Reproduce every row below verbatim, but leave out the picture lines.

Stored data entries:

----------------------------------------

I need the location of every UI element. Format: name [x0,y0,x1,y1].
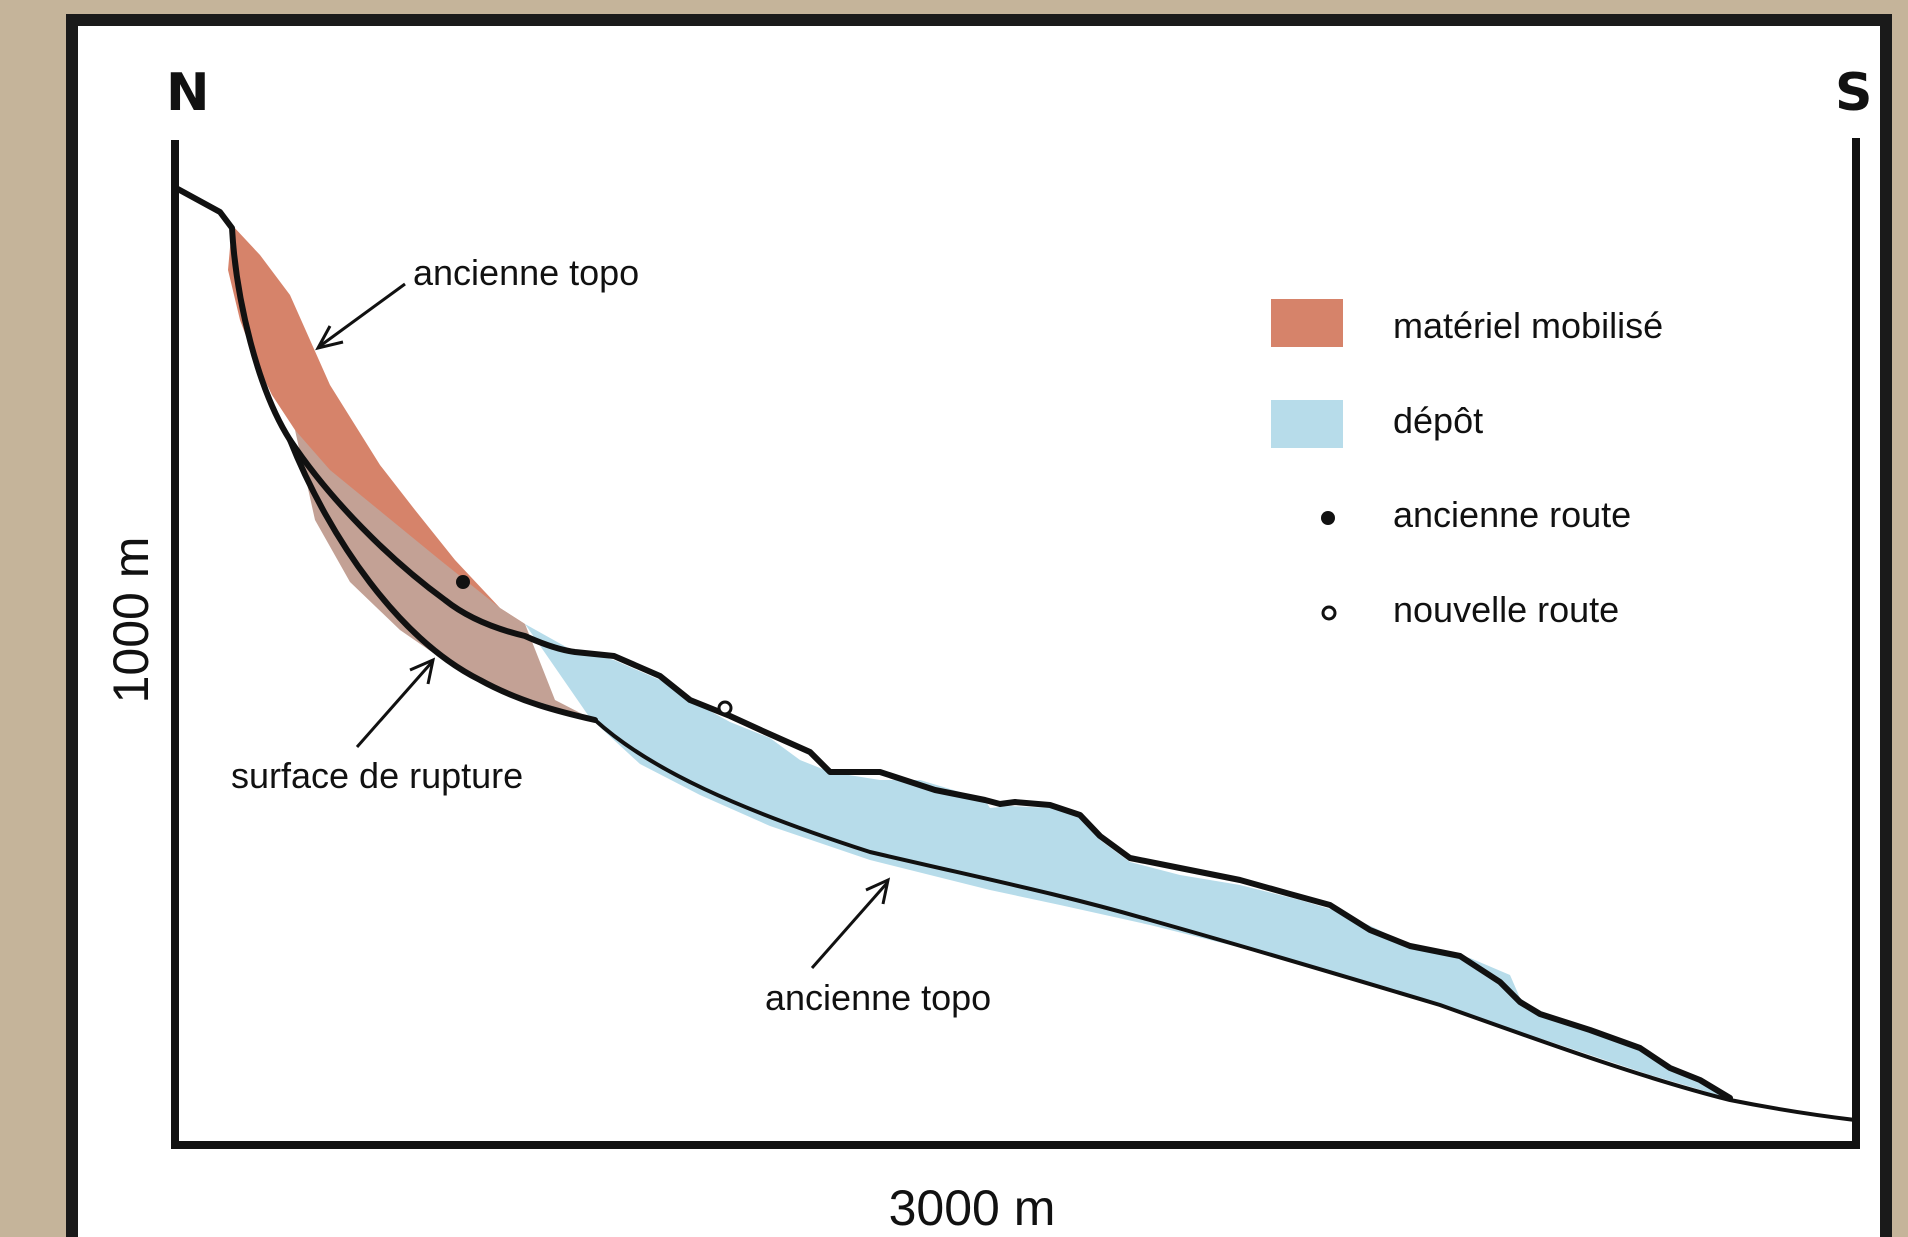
arrow-old-topo-top [315,282,406,351]
legend-label-old-road: ancienne route [1393,494,1631,535]
rupture-surface-line [287,437,598,723]
new-road-marker [717,700,733,716]
north-label: N [166,63,210,123]
arrow-rupture-surface [355,657,436,748]
legend-swatch-mobilized [1271,299,1343,347]
legend-swatch-deposit [1271,400,1343,448]
figure-frame [66,14,1892,1237]
arrow-old-topo-bottom [810,877,891,969]
legend: matériel mobilisé dépôt ancienne route n… [1271,299,1663,630]
horizontal-scale-label: 3000 m [889,1180,1056,1236]
old-topo-bottom-label: ancienne topo [765,977,991,1018]
current-topography-line [173,185,1733,1101]
legend-label-deposit: dépôt [1393,400,1483,441]
overlap-area [295,430,590,718]
rupture-surface-label: surface de rupture [231,755,523,796]
legend-label-mobilized: matériel mobilisé [1393,305,1663,346]
south-label: S [1835,63,1872,123]
old-topography-line [593,718,1857,1122]
mobilized-material-area [228,225,525,624]
legend-new-road-marker [1321,605,1337,621]
deposit-area [525,624,1735,1100]
legend-old-road-marker [1321,511,1335,525]
old-road-marker [456,575,470,589]
vertical-scale-label: 1000 m [103,537,159,704]
old-topo-top-label: ancienne topo [413,252,639,293]
legend-label-new-road: nouvelle route [1393,589,1619,630]
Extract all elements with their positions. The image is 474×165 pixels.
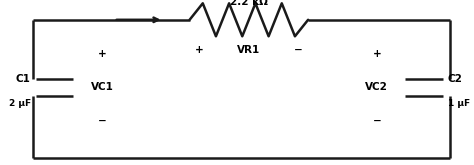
- Text: 2.2 kΩ: 2.2 kΩ: [230, 0, 268, 7]
- Text: C1: C1: [16, 74, 31, 84]
- Text: C2: C2: [448, 74, 463, 84]
- Text: VC2: VC2: [365, 82, 388, 92]
- Text: +: +: [98, 50, 106, 59]
- Text: 1 μF: 1 μF: [448, 99, 470, 108]
- Text: −: −: [294, 45, 303, 54]
- Text: VC1: VC1: [91, 82, 113, 92]
- Text: +: +: [373, 50, 381, 59]
- Text: +: +: [195, 45, 203, 54]
- Text: VR1: VR1: [237, 45, 261, 54]
- Text: −: −: [98, 115, 106, 125]
- Text: −: −: [373, 115, 381, 125]
- Text: 2 μF: 2 μF: [9, 99, 31, 108]
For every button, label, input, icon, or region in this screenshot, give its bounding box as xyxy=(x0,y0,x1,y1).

----------------------------------------

-- The result --
I need the location of every UI element. Format: name [x0,y0,x1,y1].
arrow-old-topo-top [315,282,406,351]
legend-label-old-road: ancienne route [1393,494,1631,535]
rupture-surface-line [287,437,598,723]
new-road-marker [717,700,733,716]
north-label: N [166,63,210,123]
arrow-rupture-surface [355,657,436,748]
legend-swatch-mobilized [1271,299,1343,347]
legend-swatch-deposit [1271,400,1343,448]
figure-frame [66,14,1892,1237]
arrow-old-topo-bottom [810,877,891,969]
legend: matériel mobilisé dépôt ancienne route n… [1271,299,1663,630]
horizontal-scale-label: 3000 m [889,1180,1056,1236]
old-topo-bottom-label: ancienne topo [765,977,991,1018]
current-topography-line [173,185,1733,1101]
legend-label-deposit: dépôt [1393,400,1483,441]
overlap-area [295,430,590,718]
rupture-surface-label: surface de rupture [231,755,523,796]
legend-label-mobilized: matériel mobilisé [1393,305,1663,346]
south-label: S [1835,63,1872,123]
old-topography-line [593,718,1857,1122]
mobilized-material-area [228,225,525,624]
legend-new-road-marker [1321,605,1337,621]
deposit-area [525,624,1735,1100]
legend-old-road-marker [1321,511,1335,525]
old-road-marker [456,575,470,589]
vertical-scale-label: 1000 m [103,537,159,704]
old-topo-top-label: ancienne topo [413,252,639,293]
legend-label-new-road: nouvelle route [1393,589,1619,630]
Extract all elements with their positions. The image is 474×165 pixels.
- Text: 2.2 kΩ: 2.2 kΩ: [230, 0, 268, 7]
- Text: C1: C1: [16, 74, 31, 84]
- Text: C2: C2: [448, 74, 463, 84]
- Text: VC2: VC2: [365, 82, 388, 92]
- Text: +: +: [98, 50, 106, 59]
- Text: 1 μF: 1 μF: [448, 99, 470, 108]
- Text: −: −: [294, 45, 303, 54]
- Text: VC1: VC1: [91, 82, 113, 92]
- Text: +: +: [373, 50, 381, 59]
- Text: +: +: [195, 45, 203, 54]
- Text: VR1: VR1: [237, 45, 261, 54]
- Text: −: −: [98, 115, 106, 125]
- Text: −: −: [373, 115, 381, 125]
- Text: 2 μF: 2 μF: [9, 99, 31, 108]
For every button, label, input, icon, or region in this screenshot, give its bounding box as xyxy=(x0,y0,x1,y1).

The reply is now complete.